* Problem *
Copy each line of the records that holds the string "государственной".

Data records
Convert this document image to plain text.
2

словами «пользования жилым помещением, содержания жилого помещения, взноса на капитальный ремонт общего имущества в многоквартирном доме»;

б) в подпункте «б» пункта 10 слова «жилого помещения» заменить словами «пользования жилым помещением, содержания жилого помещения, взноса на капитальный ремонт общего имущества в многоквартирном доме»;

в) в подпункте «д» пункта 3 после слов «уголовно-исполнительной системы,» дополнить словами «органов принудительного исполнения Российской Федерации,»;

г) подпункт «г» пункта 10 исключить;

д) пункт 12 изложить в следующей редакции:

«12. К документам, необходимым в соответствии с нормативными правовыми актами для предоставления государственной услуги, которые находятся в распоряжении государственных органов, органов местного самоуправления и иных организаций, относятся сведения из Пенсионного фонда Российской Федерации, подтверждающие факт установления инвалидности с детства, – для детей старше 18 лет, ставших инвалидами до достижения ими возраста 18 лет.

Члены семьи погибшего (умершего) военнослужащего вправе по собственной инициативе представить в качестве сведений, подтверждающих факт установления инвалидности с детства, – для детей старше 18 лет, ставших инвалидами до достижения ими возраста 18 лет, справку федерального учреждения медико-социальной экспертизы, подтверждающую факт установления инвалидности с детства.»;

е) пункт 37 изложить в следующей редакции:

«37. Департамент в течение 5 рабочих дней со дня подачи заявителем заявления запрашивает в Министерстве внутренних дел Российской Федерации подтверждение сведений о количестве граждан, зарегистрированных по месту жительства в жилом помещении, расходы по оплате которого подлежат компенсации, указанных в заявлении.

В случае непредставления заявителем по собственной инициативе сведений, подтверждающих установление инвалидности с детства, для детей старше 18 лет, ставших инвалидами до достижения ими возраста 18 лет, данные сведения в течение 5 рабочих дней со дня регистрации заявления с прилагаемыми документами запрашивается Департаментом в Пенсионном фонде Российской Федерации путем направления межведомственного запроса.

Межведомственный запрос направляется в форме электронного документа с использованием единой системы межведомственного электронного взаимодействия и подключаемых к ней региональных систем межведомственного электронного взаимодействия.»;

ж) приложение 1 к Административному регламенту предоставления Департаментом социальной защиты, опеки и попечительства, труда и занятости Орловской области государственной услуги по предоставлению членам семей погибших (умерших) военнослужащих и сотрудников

* Answer to the problem *
«12. К документам, необходимым в соответствии с нормативными правовыми актами для предоставления государственной услуги, которые находятся в распоряжении государственных органов, органов местного самоуправления и иных организаций, относятся сведения из Пенсионного фонда Российской Федерации, подтверждающие факт установления инвалидности с детства, – для детей старше 18 лет, ставших инвалидами до достижения ими возраста 18 лет.
ж) приложение 1 к Административному регламенту предоставления Департаментом социальной защиты, опеки и попечительства, труда и занятости Орловской области государственной услуги по предоставлению членам семей погибших (умерших) военнослужащих и сотрудников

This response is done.